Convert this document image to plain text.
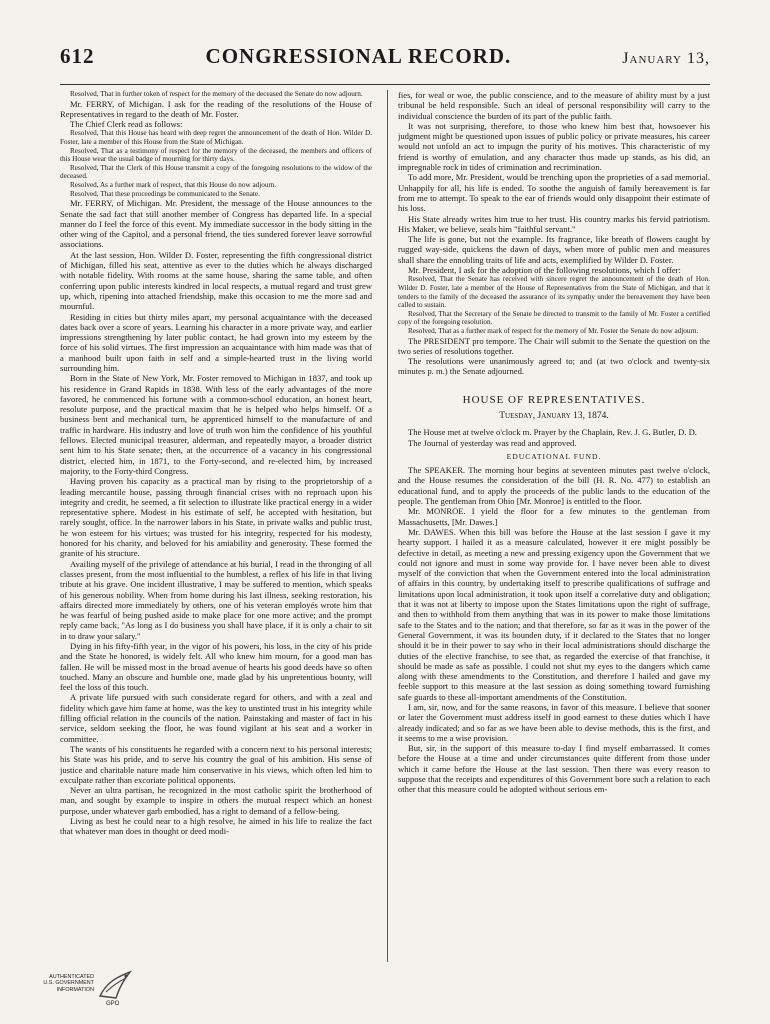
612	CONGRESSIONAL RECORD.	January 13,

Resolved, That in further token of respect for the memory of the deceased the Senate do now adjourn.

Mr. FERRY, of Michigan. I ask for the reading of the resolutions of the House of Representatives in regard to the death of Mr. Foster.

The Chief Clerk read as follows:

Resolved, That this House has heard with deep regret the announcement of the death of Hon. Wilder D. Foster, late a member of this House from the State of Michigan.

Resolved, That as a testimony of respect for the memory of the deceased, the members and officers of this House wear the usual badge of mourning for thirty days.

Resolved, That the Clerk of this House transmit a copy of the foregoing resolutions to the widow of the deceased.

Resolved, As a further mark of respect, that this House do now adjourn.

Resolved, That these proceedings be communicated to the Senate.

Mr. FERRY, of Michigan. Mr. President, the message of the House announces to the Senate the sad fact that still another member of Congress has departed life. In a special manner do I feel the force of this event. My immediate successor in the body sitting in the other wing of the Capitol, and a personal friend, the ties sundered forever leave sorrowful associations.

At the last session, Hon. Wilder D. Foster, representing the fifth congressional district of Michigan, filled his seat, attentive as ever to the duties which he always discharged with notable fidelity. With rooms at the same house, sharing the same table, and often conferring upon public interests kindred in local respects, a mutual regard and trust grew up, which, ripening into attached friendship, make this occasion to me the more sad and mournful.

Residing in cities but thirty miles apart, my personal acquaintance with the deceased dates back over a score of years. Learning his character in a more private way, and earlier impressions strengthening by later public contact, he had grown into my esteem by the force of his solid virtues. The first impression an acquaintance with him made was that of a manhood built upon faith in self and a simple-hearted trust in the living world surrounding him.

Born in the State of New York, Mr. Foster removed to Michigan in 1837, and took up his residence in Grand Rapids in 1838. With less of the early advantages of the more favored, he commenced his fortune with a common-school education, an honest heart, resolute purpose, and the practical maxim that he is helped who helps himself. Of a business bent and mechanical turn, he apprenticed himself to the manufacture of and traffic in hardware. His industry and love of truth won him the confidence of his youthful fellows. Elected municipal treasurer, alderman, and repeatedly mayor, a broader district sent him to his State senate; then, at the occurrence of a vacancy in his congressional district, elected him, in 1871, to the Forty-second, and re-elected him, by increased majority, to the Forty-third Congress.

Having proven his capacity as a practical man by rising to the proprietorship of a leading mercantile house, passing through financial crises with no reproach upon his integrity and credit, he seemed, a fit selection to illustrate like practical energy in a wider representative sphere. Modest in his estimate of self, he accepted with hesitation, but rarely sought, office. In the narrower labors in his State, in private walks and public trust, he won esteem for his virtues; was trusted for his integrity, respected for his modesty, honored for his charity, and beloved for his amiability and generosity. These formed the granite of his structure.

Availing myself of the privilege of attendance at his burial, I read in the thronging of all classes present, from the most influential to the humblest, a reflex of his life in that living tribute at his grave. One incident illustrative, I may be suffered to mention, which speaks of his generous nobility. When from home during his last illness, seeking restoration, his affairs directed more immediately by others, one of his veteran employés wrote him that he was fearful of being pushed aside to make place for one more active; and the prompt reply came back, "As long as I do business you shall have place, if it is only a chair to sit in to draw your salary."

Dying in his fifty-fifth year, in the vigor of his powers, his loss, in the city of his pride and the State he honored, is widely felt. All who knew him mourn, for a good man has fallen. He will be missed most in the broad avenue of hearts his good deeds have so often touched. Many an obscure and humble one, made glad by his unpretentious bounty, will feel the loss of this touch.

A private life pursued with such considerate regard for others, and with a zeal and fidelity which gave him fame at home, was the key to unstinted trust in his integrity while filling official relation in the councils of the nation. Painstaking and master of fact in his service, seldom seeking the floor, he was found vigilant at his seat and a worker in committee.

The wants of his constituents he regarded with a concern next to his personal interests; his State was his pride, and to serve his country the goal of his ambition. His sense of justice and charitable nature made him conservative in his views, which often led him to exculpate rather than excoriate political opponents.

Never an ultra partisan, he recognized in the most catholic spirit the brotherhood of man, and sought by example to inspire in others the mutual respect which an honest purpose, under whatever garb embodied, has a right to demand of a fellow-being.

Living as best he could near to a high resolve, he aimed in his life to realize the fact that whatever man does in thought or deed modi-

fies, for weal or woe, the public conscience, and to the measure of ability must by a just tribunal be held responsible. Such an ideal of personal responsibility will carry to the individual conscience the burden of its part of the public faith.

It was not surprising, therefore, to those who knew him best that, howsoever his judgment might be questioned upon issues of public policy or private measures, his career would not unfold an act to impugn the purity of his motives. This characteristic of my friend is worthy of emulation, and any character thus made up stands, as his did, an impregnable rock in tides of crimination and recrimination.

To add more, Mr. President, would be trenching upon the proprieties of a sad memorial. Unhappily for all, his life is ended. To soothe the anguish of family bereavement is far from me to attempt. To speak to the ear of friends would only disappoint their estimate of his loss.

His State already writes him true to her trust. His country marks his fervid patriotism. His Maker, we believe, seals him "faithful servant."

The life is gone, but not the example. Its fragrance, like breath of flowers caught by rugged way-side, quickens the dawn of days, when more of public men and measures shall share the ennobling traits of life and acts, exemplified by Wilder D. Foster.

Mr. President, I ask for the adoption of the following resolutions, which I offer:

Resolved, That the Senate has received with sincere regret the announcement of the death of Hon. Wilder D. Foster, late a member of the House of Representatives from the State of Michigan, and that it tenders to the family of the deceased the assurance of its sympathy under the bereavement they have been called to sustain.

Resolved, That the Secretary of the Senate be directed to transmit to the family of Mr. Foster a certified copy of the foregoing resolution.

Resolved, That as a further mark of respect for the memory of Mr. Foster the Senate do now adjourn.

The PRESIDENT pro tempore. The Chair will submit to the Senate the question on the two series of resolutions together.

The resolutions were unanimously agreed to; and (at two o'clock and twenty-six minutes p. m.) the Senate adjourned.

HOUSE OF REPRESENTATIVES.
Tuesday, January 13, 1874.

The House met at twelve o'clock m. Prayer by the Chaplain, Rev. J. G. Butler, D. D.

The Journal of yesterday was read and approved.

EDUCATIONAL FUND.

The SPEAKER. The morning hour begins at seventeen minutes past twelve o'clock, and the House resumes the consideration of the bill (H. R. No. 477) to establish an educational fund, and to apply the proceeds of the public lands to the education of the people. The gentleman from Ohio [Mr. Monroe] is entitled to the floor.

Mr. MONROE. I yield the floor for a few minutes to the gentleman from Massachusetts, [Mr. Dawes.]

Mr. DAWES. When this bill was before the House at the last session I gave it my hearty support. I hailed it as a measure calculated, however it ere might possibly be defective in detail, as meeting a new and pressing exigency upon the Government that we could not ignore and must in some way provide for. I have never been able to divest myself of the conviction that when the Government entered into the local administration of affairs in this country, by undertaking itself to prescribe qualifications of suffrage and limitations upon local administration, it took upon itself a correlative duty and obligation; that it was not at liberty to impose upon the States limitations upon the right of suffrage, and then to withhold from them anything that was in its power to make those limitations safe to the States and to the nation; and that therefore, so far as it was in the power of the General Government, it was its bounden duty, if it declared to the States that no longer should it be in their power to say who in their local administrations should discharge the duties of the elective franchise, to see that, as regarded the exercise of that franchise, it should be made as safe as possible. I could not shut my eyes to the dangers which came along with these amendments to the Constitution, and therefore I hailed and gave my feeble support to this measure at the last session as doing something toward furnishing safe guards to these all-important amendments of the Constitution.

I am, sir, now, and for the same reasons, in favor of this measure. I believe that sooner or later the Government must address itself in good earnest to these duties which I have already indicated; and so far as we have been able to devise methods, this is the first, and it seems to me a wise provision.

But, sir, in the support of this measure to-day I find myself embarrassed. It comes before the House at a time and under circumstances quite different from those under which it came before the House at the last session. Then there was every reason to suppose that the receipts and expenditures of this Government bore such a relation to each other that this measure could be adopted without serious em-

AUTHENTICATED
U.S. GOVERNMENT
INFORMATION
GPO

# # #

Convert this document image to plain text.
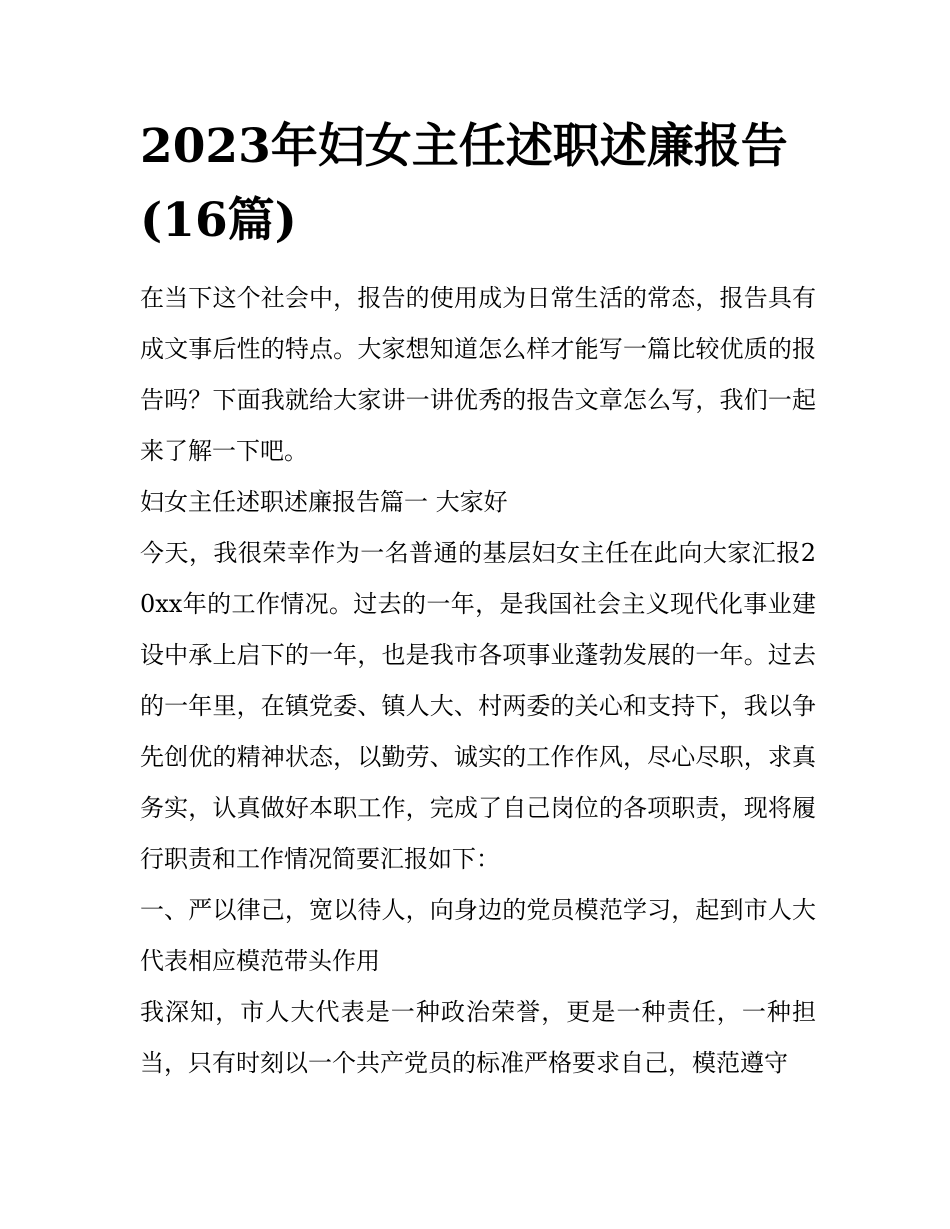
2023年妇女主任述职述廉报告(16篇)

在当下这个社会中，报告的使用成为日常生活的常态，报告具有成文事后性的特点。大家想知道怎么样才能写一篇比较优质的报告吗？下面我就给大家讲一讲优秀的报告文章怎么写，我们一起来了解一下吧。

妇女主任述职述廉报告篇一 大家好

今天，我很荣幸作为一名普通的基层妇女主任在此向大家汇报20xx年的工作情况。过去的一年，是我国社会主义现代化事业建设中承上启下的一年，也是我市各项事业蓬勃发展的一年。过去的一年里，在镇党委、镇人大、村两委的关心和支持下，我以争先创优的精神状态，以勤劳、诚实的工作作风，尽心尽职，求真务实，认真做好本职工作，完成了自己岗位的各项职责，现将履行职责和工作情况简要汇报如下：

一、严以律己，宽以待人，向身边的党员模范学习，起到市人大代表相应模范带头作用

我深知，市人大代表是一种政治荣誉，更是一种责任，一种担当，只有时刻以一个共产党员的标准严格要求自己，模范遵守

# # #

Each line containing the word "copy" counts once; report the total alone.

Worked solution: 2